● **Available data**
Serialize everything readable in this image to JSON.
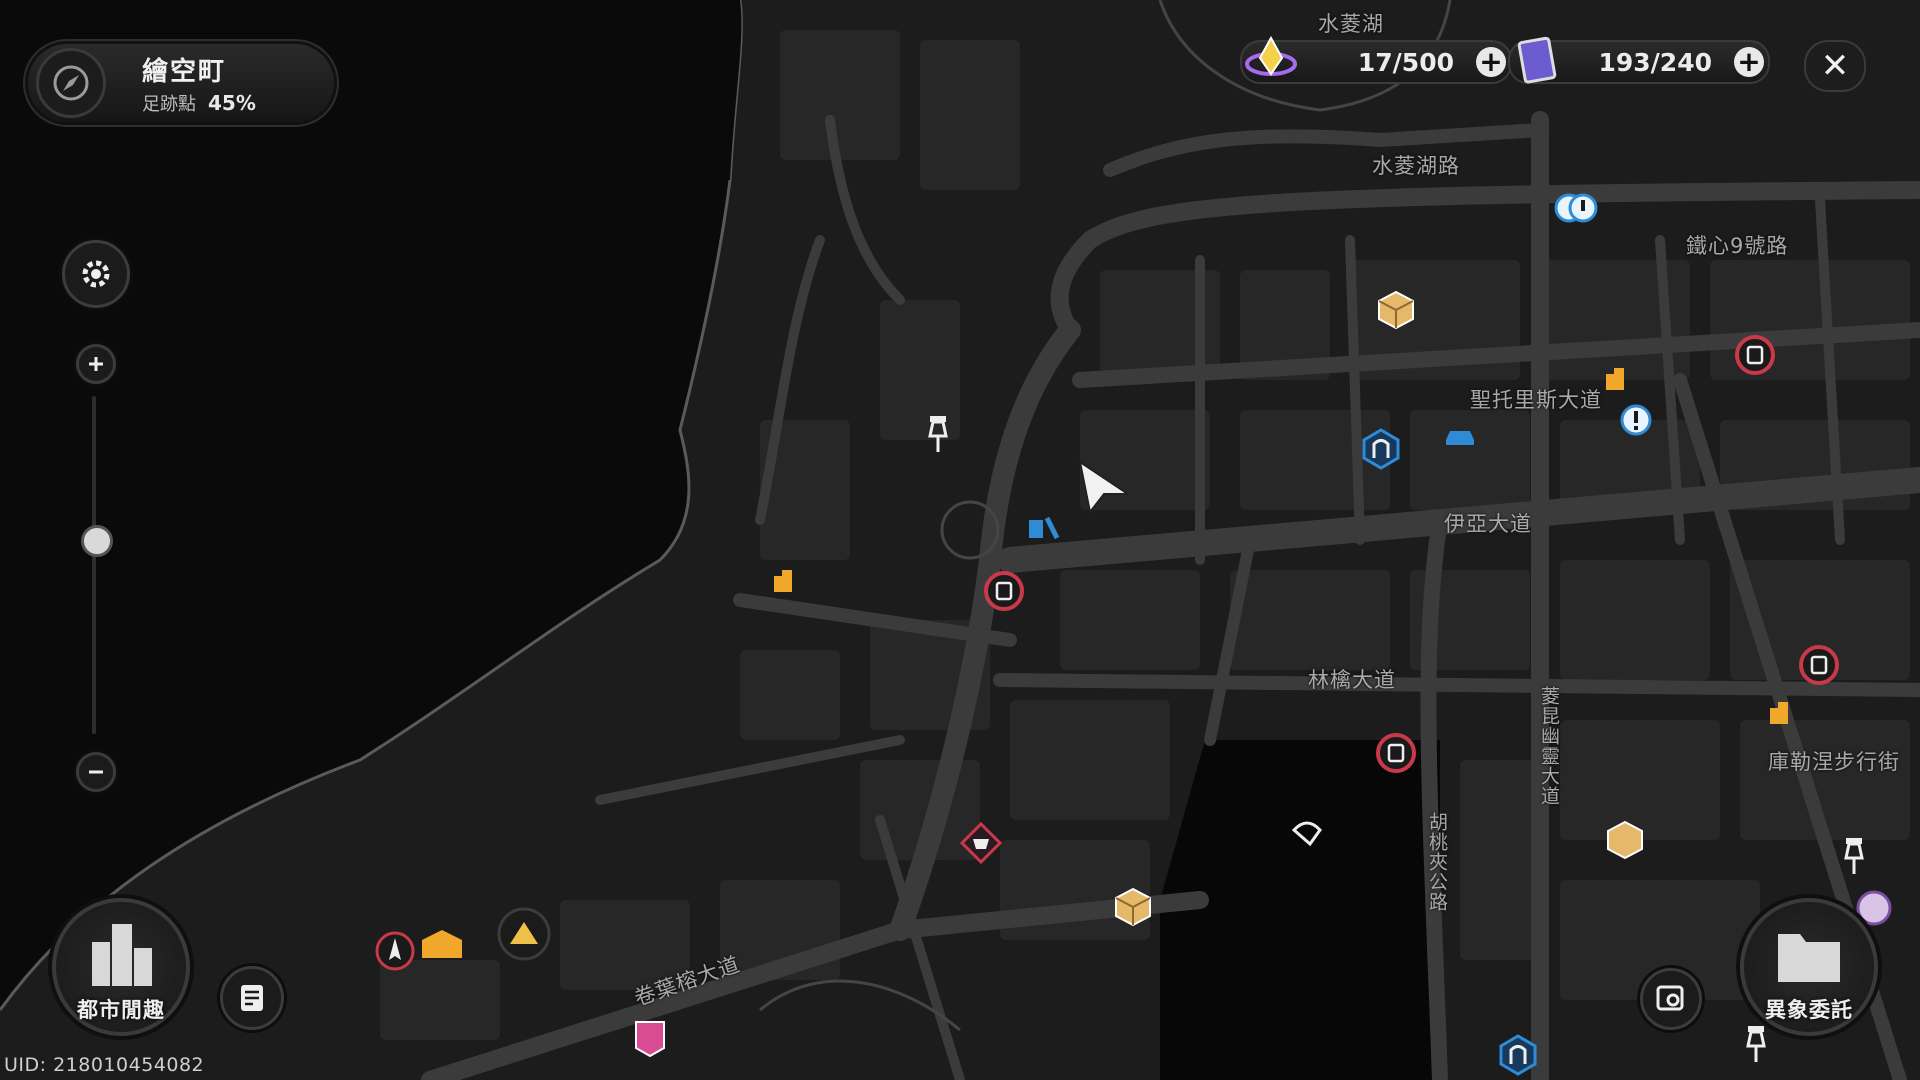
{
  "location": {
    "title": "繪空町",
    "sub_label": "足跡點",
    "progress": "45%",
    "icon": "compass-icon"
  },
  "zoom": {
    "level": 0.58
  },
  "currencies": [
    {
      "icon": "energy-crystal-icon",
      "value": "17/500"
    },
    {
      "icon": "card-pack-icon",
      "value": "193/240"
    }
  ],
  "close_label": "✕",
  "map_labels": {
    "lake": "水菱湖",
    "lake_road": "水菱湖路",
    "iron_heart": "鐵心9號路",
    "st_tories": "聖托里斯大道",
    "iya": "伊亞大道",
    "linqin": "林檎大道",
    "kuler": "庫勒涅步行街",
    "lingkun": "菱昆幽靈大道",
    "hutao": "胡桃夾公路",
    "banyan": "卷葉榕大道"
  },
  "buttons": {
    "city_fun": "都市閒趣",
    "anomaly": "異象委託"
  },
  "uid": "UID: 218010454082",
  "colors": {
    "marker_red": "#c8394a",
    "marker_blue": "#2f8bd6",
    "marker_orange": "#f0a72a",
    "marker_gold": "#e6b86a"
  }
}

● **Given task**
All the records above need to be given again word for word. Skip the pictures.

● **Solution to this task**
Serialize everything readable in this image to JSON.
{
  "location": {
    "title": "繪空町",
    "sub_label": "足跡點",
    "progress": "45%",
    "icon": "compass-icon"
  },
  "zoom": {
    "level": 0.58
  },
  "currencies": [
    {
      "icon": "energy-crystal-icon",
      "value": "17/500"
    },
    {
      "icon": "card-pack-icon",
      "value": "193/240"
    }
  ],
  "close_label": "✕",
  "map_labels": {
    "lake": "水菱湖",
    "lake_road": "水菱湖路",
    "iron_heart": "鐵心9號路",
    "st_tories": "聖托里斯大道",
    "iya": "伊亞大道",
    "linqin": "林檎大道",
    "kuler": "庫勒涅步行街",
    "lingkun": "菱昆幽靈大道",
    "hutao": "胡桃夾公路",
    "banyan": "卷葉榕大道"
  },
  "buttons": {
    "city_fun": "都市閒趣",
    "anomaly": "異象委託"
  },
  "uid": "UID: 218010454082",
  "colors": {
    "marker_red": "#c8394a",
    "marker_blue": "#2f8bd6",
    "marker_orange": "#f0a72a",
    "marker_gold": "#e6b86a"
  }
}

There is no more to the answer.